Given entries:
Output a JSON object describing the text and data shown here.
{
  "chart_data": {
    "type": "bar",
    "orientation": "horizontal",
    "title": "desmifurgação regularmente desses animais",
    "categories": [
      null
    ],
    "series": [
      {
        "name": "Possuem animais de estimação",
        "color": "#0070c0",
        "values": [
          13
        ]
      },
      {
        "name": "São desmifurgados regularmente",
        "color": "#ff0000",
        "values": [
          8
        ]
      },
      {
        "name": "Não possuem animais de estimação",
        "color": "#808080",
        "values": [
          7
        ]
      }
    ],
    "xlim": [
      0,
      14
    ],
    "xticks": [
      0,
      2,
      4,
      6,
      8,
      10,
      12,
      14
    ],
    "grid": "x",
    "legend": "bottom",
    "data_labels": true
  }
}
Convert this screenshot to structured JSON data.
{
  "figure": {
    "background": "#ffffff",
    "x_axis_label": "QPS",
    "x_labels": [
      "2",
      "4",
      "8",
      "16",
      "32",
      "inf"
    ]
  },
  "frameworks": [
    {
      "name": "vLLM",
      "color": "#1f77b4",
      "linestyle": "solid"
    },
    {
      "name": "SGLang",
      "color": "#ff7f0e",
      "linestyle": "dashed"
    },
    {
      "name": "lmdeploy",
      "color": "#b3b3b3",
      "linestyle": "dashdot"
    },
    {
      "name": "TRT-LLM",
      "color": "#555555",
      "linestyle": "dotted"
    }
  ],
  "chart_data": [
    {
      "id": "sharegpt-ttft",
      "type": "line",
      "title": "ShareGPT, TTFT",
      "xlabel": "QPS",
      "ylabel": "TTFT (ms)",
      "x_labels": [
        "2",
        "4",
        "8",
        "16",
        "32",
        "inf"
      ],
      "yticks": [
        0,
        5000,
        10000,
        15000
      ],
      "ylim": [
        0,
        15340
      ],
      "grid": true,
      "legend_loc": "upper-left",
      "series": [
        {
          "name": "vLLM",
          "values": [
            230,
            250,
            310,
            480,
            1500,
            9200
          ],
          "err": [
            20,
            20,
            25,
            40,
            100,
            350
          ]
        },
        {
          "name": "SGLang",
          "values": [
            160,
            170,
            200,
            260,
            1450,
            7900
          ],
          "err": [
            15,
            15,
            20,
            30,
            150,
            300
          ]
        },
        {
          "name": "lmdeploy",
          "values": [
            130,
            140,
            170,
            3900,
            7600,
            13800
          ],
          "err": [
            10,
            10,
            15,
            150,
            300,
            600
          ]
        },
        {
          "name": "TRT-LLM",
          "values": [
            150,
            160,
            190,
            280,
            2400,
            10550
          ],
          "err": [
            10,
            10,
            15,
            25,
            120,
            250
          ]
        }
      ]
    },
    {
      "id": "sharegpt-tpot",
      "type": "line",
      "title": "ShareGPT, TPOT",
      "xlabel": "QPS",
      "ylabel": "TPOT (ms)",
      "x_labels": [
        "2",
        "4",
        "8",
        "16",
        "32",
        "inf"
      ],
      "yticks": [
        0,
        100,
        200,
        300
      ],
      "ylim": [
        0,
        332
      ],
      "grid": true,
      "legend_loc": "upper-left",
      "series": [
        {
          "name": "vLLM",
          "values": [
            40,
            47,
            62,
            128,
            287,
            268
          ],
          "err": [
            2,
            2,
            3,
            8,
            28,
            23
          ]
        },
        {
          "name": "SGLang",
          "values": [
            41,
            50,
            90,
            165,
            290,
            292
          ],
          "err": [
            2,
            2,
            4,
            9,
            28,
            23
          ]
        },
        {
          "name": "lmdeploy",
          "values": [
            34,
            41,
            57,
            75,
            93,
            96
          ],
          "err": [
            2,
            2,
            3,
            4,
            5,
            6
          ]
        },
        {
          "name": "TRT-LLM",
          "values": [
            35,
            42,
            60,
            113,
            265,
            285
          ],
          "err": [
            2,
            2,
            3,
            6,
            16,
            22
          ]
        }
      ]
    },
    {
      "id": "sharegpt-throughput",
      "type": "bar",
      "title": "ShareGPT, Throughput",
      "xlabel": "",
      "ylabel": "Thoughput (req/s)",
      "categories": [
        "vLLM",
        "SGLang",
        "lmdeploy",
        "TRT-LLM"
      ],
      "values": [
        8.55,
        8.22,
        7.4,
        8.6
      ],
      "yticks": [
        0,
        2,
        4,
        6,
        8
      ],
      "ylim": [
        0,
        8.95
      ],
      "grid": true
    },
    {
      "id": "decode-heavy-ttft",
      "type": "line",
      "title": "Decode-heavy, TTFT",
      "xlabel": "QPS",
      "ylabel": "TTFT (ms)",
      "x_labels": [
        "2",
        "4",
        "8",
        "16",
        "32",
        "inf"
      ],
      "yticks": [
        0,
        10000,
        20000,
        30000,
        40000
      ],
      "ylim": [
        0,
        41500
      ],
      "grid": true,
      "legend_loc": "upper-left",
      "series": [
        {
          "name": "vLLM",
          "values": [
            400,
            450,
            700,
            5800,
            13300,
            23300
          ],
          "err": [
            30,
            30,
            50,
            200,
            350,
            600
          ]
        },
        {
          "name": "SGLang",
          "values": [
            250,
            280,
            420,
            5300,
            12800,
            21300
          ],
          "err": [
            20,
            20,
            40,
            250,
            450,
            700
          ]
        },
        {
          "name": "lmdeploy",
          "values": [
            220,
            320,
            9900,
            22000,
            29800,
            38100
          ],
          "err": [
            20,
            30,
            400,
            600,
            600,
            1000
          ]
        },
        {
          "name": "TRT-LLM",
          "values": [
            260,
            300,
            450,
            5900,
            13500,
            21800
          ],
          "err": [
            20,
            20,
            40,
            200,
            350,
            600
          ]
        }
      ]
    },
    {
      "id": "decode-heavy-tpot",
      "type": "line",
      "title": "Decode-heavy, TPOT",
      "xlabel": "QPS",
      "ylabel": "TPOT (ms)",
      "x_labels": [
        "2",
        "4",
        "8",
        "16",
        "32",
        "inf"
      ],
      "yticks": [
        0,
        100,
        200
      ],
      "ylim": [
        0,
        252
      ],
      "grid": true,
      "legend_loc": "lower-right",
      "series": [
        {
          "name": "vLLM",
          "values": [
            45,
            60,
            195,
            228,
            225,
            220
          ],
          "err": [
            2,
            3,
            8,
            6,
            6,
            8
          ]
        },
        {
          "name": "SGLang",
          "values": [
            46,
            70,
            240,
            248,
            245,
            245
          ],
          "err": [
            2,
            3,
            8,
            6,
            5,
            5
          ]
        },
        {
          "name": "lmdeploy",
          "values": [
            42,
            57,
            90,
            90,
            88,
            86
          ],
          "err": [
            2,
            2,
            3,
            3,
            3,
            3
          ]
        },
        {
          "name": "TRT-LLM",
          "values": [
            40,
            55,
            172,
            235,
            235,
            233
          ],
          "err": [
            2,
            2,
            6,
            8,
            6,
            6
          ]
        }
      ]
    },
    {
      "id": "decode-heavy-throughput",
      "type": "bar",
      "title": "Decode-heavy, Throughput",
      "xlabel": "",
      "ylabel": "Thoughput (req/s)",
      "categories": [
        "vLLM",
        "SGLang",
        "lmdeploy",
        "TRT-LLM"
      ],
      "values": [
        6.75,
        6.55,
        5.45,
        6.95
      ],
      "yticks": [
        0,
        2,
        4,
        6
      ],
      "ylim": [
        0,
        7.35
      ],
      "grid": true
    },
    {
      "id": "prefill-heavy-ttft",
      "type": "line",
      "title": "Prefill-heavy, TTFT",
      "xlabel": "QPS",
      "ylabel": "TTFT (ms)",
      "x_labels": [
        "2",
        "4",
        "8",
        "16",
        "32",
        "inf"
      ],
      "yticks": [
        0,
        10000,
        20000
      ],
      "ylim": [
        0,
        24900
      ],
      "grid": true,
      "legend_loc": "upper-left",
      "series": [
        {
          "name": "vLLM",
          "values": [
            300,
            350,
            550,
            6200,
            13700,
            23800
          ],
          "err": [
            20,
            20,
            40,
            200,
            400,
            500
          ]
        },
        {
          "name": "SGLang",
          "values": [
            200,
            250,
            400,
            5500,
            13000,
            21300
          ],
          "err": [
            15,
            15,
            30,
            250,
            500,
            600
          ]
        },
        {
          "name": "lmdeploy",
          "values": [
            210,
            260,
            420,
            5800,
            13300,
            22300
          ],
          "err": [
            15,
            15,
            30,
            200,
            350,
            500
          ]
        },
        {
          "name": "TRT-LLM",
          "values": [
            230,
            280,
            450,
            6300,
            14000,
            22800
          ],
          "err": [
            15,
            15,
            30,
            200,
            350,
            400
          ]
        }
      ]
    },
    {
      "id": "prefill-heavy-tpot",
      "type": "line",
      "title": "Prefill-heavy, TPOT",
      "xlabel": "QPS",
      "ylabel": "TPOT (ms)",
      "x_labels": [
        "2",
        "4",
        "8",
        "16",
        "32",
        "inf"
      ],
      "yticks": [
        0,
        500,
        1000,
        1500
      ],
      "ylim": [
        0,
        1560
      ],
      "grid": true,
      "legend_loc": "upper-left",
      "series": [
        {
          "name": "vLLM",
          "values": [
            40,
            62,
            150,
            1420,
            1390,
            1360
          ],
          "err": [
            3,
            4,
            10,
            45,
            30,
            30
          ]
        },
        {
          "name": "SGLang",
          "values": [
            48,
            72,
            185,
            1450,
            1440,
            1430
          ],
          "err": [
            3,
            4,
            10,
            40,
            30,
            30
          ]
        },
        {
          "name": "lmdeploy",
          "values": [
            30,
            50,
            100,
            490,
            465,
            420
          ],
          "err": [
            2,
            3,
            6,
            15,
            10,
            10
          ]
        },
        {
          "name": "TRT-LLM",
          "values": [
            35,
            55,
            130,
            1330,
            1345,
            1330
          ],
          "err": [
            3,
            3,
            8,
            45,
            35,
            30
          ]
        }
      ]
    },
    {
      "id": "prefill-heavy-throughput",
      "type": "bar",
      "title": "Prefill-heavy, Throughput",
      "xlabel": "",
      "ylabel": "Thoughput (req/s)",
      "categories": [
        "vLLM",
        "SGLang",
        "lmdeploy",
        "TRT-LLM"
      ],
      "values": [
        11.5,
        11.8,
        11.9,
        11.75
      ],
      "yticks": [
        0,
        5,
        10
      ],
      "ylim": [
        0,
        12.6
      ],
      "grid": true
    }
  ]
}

Work required:
Extract all lines containing the word "regularmente".

Answer to this task:
    "title": "desmifurgação regularmente desses animais",
        "name": "São desmifurgados regularmente",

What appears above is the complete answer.